• Set exercise: Will you give the material below again, every line exactly as it is?

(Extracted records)

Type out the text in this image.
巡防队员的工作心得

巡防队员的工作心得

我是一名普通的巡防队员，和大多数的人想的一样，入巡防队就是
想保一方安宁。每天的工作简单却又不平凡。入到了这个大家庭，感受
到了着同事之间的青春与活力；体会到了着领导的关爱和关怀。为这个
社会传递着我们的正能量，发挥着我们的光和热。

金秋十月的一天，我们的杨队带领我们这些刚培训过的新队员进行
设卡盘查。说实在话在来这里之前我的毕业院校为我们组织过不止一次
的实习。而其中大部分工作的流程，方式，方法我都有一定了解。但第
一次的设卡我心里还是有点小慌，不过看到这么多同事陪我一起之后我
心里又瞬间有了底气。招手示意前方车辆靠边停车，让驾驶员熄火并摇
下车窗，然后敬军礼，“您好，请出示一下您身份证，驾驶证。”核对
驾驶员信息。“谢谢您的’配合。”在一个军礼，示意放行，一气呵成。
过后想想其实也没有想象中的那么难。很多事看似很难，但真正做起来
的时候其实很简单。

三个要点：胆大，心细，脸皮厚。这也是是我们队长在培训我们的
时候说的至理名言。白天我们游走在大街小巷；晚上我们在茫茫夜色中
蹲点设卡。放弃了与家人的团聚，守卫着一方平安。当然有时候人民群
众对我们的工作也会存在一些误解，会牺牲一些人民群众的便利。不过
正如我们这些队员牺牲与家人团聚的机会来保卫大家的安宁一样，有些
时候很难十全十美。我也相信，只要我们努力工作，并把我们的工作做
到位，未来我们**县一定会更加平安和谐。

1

• Completed exercise:
Type out the text in this image.
巡防队员的工作心得

巡防队员的工作心得

我是一名普通的巡防队员，和大多数的人想的一样，入巡防队就是
想保一方安宁。每天的工作简单却又不平凡。入到了这个大家庭，感受
到了着同事之间的青春与活力；体会到了着领导的关爱和关怀。为这个
社会传递着我们的正能量，发挥着我们的光和热。

金秋十月的一天，我们的杨队带领我们这些刚培训过的新队员进行
设卡盘查。说实在话在来这里之前我的毕业院校为我们组织过不止一次
的实习。而其中大部分工作的流程，方式，方法我都有一定了解。但第
一次的设卡我心里还是有点小慌，不过看到这么多同事陪我一起之后我
心里又瞬间有了底气。招手示意前方车辆靠边停车，让驾驶员熄火并摇
下车窗，然后敬军礼，“您好，请出示一下您身份证，驾驶证。”核对
驾驶员信息。“谢谢您的’配合。”在一个军礼，示意放行，一气呵成。
过后想想其实也没有想象中的那么难。很多事看似很难，但真正做起来
的时候其实很简单。

三个要点：胆大，心细，脸皮厚。这也是是我们队长在培训我们的
时候说的至理名言。白天我们游走在大街小巷；晚上我们在茫茫夜色中
蹲点设卡。放弃了与家人的团聚，守卫着一方平安。当然有时候人民群
众对我们的工作也会存在一些误解，会牺牲一些人民群众的便利。不过
正如我们这些队员牺牲与家人团聚的机会来保卫大家的安宁一样，有些
时候很难十全十美。我也相信，只要我们努力工作，并把我们的工作做
到位，未来我们**县一定会更加平安和谐。

1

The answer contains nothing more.